Read the records below and report each line in which "expression" occurs.

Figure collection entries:
□ □ □
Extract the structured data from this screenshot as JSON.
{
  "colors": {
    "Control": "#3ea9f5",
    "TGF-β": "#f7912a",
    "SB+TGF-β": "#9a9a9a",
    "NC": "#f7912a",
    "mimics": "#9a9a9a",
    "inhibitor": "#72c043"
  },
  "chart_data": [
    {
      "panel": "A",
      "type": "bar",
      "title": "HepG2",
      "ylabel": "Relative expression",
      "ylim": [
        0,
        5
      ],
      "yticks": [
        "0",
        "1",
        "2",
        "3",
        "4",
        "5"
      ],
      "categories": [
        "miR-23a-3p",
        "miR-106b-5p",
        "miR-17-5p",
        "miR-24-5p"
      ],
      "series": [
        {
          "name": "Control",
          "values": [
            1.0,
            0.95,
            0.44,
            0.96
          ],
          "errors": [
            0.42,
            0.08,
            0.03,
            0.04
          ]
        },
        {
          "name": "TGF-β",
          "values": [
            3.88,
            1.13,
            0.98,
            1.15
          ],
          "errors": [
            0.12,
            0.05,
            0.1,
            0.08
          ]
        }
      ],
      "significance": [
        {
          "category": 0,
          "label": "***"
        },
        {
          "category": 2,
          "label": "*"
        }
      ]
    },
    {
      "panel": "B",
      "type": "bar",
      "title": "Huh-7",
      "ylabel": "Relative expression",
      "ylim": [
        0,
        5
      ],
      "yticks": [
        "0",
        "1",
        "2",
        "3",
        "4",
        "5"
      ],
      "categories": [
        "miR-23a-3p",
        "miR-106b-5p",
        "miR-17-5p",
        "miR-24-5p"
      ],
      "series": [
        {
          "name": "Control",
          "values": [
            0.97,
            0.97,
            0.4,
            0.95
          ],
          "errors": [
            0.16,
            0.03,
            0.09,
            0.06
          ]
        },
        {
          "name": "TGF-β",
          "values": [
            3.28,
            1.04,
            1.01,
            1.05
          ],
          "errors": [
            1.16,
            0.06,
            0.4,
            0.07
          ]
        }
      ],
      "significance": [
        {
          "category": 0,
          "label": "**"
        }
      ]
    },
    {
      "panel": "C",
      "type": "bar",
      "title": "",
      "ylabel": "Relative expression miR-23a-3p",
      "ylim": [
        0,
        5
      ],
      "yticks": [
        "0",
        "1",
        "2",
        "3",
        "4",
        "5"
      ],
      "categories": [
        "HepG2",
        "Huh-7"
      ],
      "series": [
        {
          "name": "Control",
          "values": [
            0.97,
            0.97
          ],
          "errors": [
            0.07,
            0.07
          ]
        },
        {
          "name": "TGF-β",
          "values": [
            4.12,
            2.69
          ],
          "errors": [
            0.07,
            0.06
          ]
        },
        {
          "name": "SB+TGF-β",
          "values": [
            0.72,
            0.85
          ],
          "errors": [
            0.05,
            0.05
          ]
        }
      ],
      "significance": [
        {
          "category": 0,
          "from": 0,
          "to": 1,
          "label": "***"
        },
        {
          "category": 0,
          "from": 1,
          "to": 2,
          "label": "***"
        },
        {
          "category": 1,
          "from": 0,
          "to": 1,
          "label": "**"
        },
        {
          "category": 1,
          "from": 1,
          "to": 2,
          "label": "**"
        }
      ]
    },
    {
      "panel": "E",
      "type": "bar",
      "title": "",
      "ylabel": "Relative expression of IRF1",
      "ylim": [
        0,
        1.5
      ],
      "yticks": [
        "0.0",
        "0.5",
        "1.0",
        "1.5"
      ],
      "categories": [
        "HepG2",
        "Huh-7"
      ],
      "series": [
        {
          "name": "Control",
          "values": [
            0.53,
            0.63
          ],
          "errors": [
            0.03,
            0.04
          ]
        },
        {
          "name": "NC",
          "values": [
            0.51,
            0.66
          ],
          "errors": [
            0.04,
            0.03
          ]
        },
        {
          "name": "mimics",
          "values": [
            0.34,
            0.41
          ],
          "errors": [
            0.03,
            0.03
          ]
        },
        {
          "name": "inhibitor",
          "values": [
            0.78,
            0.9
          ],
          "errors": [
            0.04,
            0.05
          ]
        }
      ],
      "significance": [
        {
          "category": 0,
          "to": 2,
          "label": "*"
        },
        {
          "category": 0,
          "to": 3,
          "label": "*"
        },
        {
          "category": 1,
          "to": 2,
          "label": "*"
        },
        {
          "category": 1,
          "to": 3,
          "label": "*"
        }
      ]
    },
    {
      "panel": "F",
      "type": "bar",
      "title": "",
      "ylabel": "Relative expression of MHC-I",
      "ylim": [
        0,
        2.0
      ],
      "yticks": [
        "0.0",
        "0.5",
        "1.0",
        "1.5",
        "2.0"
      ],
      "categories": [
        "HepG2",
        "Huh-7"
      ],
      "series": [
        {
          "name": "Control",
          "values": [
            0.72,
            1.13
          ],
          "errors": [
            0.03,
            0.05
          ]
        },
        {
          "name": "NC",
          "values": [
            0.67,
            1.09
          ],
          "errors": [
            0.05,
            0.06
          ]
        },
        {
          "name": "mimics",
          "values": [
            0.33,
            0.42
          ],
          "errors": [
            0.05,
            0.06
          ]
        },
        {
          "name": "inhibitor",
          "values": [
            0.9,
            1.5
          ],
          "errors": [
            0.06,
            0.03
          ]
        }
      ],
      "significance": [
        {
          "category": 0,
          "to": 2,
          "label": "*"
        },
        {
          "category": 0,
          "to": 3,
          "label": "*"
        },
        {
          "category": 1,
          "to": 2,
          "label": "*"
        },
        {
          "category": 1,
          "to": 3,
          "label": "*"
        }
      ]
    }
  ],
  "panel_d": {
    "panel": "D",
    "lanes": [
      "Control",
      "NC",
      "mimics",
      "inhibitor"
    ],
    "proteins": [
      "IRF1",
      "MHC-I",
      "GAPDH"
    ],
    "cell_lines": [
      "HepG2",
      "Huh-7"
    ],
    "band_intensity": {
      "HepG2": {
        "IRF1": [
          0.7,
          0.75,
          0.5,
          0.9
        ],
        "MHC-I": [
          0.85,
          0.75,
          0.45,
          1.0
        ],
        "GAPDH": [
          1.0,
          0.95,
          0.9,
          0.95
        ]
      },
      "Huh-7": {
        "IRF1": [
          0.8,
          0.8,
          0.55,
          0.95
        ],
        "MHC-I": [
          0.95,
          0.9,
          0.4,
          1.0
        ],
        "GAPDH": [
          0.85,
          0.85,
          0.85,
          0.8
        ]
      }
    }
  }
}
□ □ □
#### Task output
      "ylabel": "Relative expression",
      "ylabel": "Relative expression",
      "ylabel": "Relative expression miR-23a-3p",
      "ylabel": "Relative expression of IRF1",
      "ylabel": "Relative expression of MHC-I",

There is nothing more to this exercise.